··· DATASET EXCERPTS ···

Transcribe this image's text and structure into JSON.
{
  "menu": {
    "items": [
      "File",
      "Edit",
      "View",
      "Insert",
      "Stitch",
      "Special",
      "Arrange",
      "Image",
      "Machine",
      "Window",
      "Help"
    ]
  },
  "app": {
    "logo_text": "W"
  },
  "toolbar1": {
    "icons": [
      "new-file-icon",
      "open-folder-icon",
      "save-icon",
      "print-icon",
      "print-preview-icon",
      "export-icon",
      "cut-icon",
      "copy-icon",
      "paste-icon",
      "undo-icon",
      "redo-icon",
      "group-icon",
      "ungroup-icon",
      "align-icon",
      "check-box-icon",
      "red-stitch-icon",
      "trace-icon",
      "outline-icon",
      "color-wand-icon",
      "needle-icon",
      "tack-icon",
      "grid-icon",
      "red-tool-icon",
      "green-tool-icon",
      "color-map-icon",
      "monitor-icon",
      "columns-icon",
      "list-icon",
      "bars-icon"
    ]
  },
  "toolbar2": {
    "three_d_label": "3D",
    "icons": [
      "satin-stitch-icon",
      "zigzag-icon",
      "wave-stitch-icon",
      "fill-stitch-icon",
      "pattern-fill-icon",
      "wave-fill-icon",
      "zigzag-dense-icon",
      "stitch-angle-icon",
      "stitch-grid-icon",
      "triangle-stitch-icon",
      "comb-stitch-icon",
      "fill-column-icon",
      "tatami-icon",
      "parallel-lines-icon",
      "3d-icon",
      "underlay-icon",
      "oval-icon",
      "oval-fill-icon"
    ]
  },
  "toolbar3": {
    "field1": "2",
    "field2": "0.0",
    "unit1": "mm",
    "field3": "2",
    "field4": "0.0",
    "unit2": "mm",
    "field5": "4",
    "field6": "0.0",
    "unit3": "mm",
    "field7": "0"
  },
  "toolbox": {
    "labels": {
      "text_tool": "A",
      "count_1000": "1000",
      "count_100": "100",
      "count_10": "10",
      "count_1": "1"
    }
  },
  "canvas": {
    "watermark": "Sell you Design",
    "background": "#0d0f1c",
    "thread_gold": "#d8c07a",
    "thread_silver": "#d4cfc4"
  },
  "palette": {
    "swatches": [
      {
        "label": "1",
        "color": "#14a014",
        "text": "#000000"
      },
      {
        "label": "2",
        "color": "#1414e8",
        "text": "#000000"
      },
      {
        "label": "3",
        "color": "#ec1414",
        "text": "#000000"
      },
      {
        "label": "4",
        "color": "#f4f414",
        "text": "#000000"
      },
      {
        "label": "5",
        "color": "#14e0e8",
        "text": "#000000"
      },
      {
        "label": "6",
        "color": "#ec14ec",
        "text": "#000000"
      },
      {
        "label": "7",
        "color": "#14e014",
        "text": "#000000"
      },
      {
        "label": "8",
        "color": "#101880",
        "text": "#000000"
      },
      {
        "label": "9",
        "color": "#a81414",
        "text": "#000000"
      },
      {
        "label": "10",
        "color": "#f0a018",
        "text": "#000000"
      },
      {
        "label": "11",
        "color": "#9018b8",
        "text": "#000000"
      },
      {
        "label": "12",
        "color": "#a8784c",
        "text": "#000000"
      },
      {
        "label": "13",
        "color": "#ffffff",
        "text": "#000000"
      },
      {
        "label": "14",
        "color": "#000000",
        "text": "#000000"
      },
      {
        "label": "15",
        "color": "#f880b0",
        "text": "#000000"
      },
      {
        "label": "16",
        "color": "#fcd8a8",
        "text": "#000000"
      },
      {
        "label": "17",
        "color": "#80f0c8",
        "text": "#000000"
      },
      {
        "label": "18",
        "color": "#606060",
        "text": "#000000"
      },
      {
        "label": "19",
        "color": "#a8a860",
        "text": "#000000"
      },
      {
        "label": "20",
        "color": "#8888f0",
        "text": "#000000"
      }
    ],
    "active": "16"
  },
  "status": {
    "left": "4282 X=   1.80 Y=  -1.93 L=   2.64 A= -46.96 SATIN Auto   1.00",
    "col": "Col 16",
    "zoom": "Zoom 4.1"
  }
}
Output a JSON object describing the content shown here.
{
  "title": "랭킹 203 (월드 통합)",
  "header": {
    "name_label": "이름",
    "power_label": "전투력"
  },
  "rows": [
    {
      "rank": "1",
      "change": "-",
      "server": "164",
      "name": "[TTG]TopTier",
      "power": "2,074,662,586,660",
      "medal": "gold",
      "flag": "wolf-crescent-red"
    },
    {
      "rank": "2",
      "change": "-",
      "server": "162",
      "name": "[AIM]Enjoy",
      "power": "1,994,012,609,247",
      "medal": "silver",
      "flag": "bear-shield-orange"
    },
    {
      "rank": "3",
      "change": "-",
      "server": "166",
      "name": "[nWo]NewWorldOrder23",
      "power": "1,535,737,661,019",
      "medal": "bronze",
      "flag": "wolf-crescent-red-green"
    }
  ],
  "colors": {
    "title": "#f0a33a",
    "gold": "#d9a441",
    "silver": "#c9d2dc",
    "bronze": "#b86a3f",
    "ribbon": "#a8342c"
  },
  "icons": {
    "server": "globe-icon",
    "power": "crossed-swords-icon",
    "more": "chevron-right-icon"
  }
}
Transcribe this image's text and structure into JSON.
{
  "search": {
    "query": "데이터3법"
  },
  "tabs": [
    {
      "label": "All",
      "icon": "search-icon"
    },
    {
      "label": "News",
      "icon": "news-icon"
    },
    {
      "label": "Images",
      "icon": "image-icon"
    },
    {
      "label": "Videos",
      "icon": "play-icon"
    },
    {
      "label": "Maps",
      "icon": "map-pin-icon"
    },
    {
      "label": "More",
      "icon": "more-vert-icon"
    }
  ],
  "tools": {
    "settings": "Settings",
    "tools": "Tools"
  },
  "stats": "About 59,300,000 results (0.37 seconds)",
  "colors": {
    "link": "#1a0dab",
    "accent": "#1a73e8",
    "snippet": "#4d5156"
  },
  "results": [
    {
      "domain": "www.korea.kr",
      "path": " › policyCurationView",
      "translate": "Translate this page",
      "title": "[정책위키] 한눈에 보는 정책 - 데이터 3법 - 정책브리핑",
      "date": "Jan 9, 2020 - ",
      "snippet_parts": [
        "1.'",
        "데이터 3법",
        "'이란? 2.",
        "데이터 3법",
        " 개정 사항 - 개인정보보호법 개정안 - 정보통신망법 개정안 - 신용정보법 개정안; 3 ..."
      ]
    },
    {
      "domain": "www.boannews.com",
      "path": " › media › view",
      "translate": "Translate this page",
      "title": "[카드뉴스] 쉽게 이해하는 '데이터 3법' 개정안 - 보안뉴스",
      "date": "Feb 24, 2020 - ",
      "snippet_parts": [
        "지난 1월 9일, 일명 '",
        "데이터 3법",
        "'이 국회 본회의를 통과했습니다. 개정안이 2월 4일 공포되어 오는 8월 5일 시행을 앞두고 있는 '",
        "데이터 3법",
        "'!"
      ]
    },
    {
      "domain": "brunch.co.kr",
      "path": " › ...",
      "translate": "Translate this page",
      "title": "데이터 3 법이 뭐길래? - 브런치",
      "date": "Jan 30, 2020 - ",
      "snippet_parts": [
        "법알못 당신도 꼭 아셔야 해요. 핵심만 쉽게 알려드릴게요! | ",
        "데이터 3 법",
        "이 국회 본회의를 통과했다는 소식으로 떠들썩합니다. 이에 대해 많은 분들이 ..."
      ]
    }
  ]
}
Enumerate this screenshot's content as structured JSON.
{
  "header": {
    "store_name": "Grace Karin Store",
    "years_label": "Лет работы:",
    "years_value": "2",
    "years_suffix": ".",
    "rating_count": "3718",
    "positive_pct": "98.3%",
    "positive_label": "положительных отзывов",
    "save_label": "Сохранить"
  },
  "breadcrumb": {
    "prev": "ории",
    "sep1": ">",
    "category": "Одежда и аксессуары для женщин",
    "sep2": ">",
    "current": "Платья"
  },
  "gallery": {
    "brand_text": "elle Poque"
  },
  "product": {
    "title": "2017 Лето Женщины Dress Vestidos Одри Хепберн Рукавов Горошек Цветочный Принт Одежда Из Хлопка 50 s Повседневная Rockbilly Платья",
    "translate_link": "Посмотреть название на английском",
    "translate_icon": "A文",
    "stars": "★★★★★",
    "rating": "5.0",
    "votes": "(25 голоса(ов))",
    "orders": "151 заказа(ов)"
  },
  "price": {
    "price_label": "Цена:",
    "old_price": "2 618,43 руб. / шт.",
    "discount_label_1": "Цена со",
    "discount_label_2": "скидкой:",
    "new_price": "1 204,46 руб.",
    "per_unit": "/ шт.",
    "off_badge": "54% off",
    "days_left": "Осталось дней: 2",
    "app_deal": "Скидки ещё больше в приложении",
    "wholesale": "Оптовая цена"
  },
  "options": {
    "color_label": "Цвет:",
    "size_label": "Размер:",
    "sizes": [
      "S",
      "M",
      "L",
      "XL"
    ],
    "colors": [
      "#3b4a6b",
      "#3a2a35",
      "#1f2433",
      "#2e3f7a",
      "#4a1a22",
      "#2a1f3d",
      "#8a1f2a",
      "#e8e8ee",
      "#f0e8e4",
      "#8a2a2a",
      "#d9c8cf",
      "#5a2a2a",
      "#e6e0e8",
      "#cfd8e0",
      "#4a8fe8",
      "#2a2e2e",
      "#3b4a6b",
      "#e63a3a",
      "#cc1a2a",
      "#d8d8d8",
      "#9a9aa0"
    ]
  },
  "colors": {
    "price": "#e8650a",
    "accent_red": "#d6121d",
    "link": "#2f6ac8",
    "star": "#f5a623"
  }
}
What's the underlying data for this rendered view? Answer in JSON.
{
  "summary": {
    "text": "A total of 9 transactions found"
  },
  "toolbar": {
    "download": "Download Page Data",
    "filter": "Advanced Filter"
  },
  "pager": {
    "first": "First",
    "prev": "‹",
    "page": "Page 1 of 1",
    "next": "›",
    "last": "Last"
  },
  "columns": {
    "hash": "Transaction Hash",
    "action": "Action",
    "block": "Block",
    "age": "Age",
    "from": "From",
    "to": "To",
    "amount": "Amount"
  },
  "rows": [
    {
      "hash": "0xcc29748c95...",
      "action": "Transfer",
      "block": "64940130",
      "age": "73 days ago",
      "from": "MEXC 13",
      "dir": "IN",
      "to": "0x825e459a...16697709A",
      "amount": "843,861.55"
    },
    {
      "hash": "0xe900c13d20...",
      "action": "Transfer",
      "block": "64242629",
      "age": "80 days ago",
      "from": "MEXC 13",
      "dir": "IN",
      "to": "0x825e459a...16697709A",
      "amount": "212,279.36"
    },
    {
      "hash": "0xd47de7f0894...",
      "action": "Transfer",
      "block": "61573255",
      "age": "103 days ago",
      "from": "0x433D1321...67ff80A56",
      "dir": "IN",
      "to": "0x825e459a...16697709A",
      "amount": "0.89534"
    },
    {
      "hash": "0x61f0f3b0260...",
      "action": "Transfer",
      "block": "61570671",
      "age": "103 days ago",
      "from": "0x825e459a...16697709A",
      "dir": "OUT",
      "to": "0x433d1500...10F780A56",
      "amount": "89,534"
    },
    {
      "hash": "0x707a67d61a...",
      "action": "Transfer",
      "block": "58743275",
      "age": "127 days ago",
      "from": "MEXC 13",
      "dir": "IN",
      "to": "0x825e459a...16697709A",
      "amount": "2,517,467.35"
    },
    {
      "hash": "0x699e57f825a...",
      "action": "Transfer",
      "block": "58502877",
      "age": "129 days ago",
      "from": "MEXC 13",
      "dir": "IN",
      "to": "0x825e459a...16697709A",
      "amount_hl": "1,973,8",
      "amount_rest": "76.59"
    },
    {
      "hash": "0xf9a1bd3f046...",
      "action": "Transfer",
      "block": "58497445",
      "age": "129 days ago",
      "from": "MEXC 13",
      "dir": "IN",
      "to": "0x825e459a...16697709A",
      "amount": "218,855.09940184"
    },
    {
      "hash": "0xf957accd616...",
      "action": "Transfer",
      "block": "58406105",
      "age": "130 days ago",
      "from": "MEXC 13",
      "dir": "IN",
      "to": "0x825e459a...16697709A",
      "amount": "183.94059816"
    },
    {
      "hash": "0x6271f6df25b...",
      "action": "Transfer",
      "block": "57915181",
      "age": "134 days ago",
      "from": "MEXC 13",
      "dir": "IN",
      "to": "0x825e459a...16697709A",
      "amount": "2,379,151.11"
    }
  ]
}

···

| WHAT THE EXERCISE ASKS |
Using the data above, say how many lines include "flag". No other reply is needed.

| EXERCISE ANSWER |
3